[Data entries]
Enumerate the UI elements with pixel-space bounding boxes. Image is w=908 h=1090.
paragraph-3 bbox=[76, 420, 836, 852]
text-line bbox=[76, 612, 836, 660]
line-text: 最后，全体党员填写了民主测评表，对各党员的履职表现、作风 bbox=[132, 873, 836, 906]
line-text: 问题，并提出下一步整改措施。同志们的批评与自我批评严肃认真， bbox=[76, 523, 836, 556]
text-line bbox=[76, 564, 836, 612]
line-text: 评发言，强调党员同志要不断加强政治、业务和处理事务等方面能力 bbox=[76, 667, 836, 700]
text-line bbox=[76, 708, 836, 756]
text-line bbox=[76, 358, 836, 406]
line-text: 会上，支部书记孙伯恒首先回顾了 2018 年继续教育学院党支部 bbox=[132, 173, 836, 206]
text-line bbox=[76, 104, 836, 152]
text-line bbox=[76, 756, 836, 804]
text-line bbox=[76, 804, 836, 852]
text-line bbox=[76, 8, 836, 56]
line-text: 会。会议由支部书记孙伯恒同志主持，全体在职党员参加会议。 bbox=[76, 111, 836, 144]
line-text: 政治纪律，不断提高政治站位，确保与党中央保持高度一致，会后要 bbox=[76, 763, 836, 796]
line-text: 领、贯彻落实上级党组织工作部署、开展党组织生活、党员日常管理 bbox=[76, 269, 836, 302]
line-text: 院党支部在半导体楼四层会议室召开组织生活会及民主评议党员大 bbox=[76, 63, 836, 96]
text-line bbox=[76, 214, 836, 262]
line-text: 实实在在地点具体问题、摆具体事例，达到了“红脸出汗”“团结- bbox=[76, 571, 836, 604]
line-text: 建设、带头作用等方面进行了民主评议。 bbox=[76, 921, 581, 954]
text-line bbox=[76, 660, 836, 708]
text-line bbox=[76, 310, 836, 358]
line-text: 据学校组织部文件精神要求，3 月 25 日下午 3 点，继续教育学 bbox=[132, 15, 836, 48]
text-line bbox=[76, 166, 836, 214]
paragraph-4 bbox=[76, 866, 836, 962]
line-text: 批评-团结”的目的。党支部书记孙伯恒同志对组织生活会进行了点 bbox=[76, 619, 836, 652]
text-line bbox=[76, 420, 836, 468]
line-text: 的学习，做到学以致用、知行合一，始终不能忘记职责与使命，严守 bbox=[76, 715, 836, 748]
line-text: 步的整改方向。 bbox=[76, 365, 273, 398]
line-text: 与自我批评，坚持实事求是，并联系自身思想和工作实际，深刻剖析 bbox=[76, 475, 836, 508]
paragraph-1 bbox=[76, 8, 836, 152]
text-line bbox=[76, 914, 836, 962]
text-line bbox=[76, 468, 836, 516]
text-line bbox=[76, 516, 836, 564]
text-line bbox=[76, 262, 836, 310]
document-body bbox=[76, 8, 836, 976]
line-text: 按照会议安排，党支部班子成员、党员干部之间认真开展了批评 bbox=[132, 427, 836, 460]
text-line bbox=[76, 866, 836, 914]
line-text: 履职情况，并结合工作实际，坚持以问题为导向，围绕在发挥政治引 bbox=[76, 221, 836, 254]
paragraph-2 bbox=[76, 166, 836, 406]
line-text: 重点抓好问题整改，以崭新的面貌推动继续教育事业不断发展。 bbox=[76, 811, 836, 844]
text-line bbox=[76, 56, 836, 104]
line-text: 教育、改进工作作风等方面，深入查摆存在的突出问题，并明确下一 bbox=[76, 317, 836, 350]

---

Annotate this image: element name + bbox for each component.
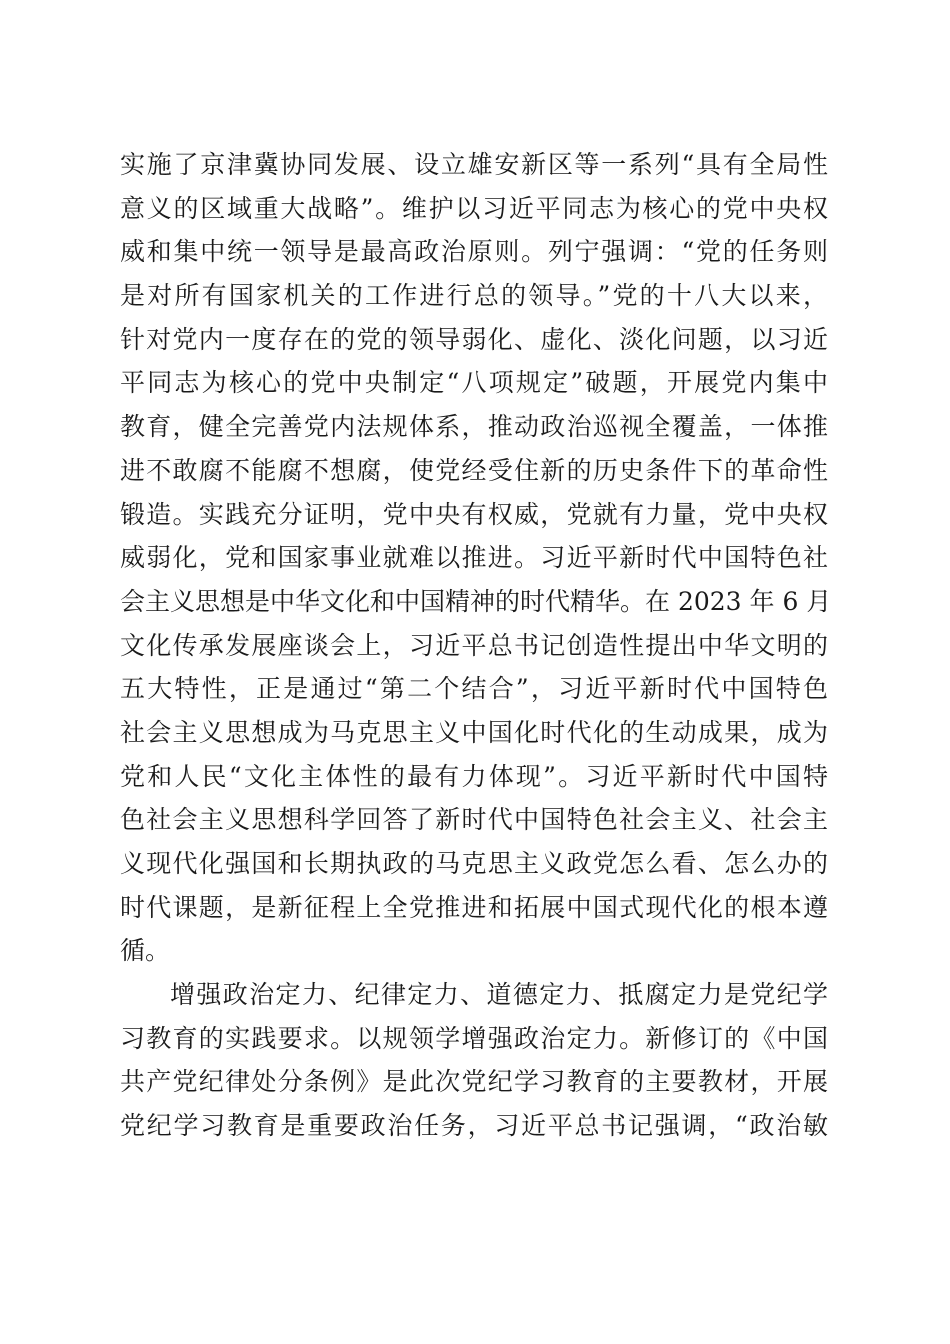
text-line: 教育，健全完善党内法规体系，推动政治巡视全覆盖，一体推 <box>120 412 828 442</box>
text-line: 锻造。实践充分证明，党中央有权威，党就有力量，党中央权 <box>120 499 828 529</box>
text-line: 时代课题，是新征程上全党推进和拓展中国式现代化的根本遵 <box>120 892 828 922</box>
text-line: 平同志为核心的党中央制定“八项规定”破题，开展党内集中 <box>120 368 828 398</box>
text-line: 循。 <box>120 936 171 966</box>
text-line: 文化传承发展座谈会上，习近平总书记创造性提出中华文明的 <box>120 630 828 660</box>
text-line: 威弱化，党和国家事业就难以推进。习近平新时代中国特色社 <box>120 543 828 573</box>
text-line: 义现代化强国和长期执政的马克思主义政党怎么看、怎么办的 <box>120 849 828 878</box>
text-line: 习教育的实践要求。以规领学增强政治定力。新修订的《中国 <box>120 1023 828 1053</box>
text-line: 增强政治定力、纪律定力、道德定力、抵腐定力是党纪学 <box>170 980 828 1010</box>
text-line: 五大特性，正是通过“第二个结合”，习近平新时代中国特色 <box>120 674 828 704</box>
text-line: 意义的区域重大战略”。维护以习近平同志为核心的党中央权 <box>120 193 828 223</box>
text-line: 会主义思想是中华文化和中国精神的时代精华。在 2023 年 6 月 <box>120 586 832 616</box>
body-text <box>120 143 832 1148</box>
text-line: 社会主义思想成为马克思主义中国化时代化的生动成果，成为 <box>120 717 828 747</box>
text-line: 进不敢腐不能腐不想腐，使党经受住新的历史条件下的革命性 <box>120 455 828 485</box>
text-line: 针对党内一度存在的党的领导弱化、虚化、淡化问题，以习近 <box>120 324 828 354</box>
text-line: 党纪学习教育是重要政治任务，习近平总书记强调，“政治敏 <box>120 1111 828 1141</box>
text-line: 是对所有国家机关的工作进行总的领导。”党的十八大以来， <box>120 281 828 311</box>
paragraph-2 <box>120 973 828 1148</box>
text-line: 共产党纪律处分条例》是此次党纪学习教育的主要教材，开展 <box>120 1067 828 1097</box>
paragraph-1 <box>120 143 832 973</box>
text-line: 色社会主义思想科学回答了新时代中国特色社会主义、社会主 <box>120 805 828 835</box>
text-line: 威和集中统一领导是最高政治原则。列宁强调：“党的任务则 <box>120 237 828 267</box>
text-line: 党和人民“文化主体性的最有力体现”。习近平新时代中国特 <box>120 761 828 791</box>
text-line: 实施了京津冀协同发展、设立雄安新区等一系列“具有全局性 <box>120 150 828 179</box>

* What is asked *
Reproduce every item from the line containing "Enumerate the UI" down to the line containing "line-text: 会。会议由支部书记孙伯恒同志主持，全体在职党员参加会议。 bbox=[76, 111, 836, 144]", keeping each line unchanged.

* Solved problem *
Enumerate the UI elements with pixel-space bounding boxes. Image is w=908 h=1090.
paragraph-3 bbox=[76, 420, 836, 852]
text-line bbox=[76, 612, 836, 660]
line-text: 最后，全体党员填写了民主测评表，对各党员的履职表现、作风 bbox=[132, 873, 836, 906]
line-text: 问题，并提出下一步整改措施。同志们的批评与自我批评严肃认真， bbox=[76, 523, 836, 556]
text-line bbox=[76, 564, 836, 612]
line-text: 评发言，强调党员同志要不断加强政治、业务和处理事务等方面能力 bbox=[76, 667, 836, 700]
text-line bbox=[76, 708, 836, 756]
text-line bbox=[76, 358, 836, 406]
line-text: 会上，支部书记孙伯恒首先回顾了 2018 年继续教育学院党支部 bbox=[132, 173, 836, 206]
text-line bbox=[76, 104, 836, 152]
text-line bbox=[76, 756, 836, 804]
text-line bbox=[76, 804, 836, 852]
text-line bbox=[76, 8, 836, 56]
line-text: 会。会议由支部书记孙伯恒同志主持，全体在职党员参加会议。 bbox=[76, 111, 836, 144]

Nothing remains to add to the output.